▸ **Problem statement**: Pictures in the data below are not part of the copy; transcribe everything else exactly.

————————

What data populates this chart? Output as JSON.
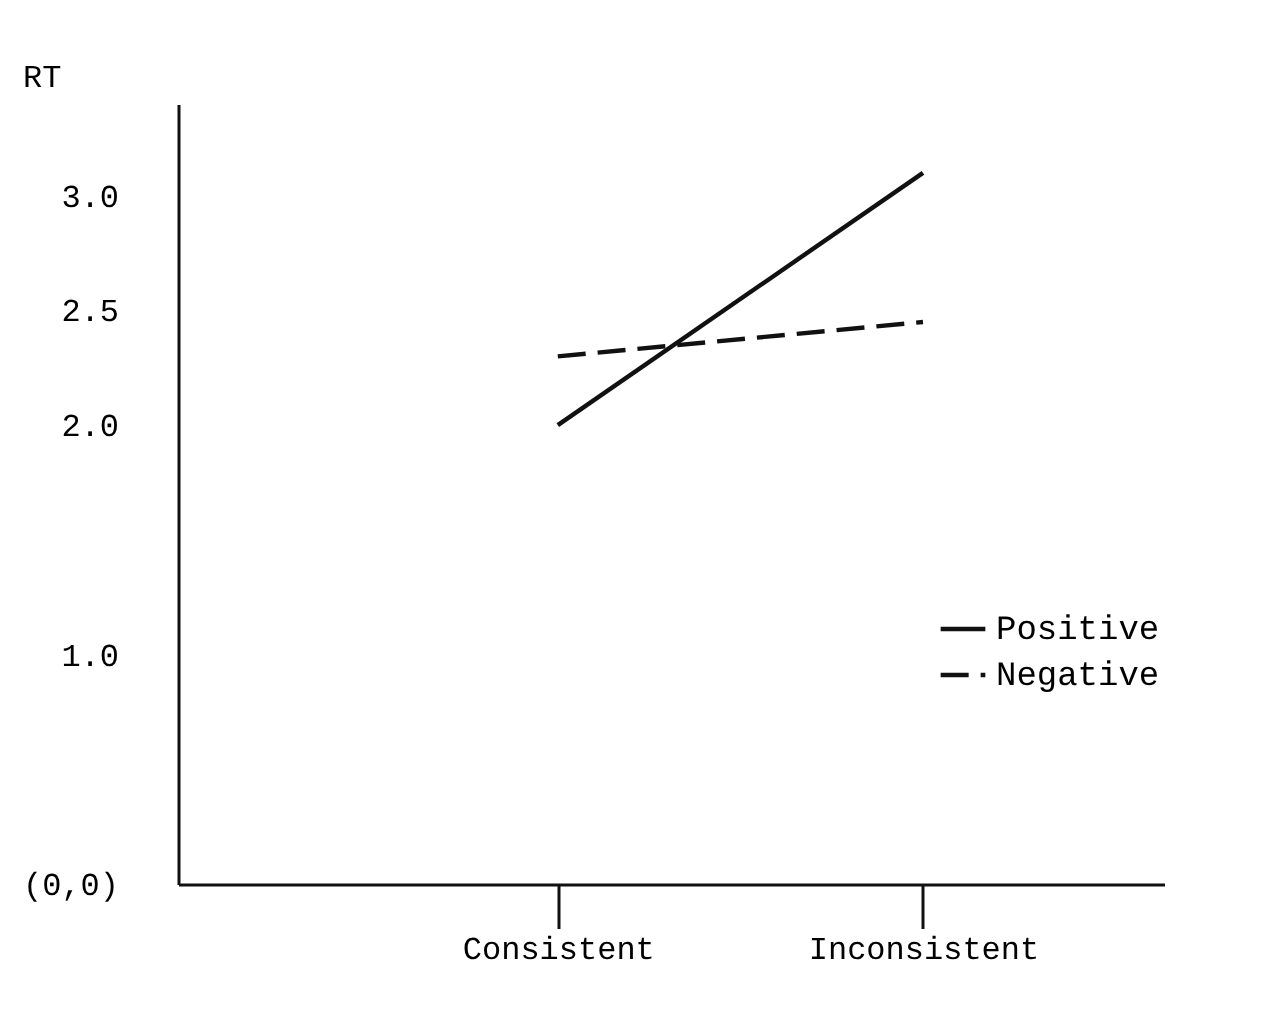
{
  "chart_data": {
    "type": "line",
    "ylabel": "RT",
    "categories": [
      "Consistent",
      "Inconsistent"
    ],
    "series": [
      {
        "name": "Positive",
        "color": "#111111",
        "line_style": "solid",
        "values": [
          2.0,
          3.1
        ]
      },
      {
        "name": "Negative",
        "color": "#111111",
        "line_style": "dashed",
        "values": [
          2.3,
          2.45
        ]
      }
    ],
    "ylim": [
      0,
      3.4
    ],
    "yticks": [
      {
        "value": 0,
        "label": "(0,0)"
      },
      {
        "value": 1,
        "label": "1.0"
      },
      {
        "value": 2,
        "label": "2.0"
      },
      {
        "value": 2.5,
        "label": "2.5"
      },
      {
        "value": 3,
        "label": "3.0"
      }
    ],
    "grid": false,
    "legend": "right",
    "marker": "none"
  }
}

————————

▸ **Final result**:
What data populates this chart? Output as JSON.
{
  "chart_data": {
    "type": "line",
    "ylabel": "RT",
    "categories": [
      "Consistent",
      "Inconsistent"
    ],
    "series": [
      {
        "name": "Positive",
        "color": "#111111",
        "line_style": "solid",
        "values": [
          2.0,
          3.1
        ]
      },
      {
        "name": "Negative",
        "color": "#111111",
        "line_style": "dashed",
        "values": [
          2.3,
          2.45
        ]
      }
    ],
    "ylim": [
      0,
      3.4
    ],
    "yticks": [
      {
        "value": 0,
        "label": "(0,0)"
      },
      {
        "value": 1,
        "label": "1.0"
      },
      {
        "value": 2,
        "label": "2.0"
      },
      {
        "value": 2.5,
        "label": "2.5"
      },
      {
        "value": 3,
        "label": "3.0"
      }
    ],
    "grid": false,
    "legend": "right",
    "marker": "none"
  }
}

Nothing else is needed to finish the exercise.